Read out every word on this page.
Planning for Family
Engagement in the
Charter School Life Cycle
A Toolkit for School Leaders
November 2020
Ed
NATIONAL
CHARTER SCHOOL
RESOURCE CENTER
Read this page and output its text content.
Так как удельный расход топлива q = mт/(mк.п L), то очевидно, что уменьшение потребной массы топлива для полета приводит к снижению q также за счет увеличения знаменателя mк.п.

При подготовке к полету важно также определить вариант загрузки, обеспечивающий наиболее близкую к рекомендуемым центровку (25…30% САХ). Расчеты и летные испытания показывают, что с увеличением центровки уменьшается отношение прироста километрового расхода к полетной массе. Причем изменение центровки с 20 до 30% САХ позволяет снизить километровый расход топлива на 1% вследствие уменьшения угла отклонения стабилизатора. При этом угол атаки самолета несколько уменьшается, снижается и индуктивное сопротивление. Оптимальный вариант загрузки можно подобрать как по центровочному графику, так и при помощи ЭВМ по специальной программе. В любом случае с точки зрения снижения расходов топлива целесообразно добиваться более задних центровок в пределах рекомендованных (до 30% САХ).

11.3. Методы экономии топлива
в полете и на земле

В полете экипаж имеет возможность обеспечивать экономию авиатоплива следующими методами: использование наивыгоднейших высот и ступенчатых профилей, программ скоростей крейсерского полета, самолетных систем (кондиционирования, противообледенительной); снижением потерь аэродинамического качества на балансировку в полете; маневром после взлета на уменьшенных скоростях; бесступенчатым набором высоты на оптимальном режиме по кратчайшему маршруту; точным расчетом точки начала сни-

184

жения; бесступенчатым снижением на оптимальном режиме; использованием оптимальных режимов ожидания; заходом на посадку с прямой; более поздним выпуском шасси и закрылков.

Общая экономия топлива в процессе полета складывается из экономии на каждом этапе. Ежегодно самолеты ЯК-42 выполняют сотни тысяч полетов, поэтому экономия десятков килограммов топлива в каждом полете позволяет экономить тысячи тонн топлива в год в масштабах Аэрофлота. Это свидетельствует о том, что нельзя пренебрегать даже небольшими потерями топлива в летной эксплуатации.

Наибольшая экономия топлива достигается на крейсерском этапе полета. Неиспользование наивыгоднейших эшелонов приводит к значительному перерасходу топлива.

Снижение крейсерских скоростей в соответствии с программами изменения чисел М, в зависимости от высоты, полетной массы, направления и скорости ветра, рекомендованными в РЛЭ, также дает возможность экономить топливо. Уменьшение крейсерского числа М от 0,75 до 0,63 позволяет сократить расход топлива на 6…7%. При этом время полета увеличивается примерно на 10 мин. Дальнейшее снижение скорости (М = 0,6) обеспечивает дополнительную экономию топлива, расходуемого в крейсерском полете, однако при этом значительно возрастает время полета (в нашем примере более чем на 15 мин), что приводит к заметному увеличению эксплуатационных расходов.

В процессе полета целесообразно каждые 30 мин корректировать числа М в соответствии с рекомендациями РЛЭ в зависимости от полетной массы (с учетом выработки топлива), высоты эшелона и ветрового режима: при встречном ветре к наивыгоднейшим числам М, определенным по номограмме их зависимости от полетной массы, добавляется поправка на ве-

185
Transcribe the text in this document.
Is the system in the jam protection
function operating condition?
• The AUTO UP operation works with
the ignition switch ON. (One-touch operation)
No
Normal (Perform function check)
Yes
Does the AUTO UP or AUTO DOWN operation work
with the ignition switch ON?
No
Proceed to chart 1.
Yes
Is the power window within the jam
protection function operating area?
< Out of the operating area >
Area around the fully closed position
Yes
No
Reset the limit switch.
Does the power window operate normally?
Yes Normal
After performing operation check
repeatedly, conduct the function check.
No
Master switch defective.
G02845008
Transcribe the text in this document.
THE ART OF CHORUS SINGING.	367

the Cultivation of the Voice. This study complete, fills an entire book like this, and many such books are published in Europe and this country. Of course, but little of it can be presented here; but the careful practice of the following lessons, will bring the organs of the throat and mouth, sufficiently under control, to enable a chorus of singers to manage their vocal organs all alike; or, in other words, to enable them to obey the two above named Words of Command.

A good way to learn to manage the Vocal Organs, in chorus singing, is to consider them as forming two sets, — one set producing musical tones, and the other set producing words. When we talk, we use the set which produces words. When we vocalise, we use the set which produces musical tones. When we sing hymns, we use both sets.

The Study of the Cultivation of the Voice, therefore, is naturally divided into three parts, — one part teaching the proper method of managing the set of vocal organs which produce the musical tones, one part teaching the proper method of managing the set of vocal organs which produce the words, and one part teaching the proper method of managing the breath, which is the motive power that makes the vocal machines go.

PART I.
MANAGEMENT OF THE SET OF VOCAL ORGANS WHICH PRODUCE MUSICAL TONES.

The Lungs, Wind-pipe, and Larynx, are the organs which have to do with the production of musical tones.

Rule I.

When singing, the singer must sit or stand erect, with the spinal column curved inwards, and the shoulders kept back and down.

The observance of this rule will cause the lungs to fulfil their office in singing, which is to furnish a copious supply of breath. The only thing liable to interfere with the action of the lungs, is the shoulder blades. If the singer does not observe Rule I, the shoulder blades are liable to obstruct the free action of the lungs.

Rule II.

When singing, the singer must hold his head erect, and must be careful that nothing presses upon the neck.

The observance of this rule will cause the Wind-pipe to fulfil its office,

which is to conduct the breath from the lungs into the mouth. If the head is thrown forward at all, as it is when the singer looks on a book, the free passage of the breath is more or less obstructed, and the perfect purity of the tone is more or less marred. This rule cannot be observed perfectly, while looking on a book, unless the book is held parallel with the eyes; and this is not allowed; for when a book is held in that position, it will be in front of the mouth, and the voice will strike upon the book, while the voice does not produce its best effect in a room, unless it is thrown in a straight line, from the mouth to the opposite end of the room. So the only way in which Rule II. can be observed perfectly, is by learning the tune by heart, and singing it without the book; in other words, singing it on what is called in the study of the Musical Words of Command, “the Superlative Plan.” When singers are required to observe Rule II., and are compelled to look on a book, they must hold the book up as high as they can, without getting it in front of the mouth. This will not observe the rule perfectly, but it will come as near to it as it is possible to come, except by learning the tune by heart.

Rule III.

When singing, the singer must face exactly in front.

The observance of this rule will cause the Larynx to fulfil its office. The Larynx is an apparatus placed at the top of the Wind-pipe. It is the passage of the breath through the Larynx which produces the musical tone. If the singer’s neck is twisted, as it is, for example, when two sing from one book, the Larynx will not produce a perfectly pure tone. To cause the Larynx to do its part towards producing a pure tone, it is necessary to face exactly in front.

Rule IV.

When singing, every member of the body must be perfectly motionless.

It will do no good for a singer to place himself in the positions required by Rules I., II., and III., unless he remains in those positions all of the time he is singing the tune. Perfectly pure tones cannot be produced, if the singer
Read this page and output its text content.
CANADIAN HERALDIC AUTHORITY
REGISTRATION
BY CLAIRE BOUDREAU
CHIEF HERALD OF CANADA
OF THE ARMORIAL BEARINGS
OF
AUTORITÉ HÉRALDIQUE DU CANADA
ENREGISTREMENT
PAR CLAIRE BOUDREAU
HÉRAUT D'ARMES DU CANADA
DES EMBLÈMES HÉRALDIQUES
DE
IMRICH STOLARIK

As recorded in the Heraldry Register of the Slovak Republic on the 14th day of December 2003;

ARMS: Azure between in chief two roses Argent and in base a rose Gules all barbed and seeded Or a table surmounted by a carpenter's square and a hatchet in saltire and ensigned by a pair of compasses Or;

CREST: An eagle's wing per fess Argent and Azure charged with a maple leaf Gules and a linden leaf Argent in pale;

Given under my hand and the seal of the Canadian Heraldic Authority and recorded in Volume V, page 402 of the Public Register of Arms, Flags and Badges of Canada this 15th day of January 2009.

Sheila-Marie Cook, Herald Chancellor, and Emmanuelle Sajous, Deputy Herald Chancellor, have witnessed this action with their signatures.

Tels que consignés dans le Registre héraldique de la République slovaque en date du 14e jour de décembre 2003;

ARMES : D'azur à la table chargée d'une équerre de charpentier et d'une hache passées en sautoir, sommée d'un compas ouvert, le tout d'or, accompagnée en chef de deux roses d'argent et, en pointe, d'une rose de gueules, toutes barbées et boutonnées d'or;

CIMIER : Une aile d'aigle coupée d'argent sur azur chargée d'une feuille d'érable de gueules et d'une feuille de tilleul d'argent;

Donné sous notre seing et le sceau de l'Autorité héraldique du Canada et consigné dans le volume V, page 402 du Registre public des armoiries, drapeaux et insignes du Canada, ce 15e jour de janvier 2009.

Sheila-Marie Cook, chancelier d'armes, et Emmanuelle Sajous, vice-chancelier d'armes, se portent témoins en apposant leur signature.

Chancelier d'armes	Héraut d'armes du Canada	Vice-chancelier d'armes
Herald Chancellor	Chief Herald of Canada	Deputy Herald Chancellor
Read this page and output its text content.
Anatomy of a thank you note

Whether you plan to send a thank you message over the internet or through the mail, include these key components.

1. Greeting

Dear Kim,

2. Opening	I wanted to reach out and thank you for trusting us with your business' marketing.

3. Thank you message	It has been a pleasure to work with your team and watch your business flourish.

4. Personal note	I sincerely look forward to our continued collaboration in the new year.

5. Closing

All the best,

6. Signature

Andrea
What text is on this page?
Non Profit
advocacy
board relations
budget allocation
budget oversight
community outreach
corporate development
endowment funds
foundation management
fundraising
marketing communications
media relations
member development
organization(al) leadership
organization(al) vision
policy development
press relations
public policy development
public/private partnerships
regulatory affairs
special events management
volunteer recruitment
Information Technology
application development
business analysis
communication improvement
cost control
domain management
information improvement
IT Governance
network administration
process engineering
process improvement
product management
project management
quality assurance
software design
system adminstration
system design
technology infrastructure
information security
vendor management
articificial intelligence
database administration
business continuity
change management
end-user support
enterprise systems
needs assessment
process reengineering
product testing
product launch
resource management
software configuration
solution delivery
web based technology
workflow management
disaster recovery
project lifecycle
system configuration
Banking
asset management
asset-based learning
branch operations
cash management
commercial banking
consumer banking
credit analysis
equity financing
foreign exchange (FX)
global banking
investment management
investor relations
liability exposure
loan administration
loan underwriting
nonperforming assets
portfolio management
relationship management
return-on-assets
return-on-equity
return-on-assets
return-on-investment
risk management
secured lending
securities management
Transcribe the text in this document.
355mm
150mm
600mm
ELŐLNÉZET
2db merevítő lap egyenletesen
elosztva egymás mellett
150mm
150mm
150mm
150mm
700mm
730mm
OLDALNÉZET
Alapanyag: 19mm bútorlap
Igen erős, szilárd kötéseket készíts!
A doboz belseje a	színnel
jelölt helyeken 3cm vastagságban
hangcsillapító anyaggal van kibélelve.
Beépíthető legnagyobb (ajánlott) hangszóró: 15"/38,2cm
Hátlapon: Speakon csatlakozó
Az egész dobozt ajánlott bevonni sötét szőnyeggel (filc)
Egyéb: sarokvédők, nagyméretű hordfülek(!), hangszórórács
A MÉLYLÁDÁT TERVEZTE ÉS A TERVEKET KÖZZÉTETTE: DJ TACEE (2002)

* _Exercise directions_
Check every line of the records above for the string "ajánlott" and say how many contain it, giving the number alone.

* _Completed exercise_
2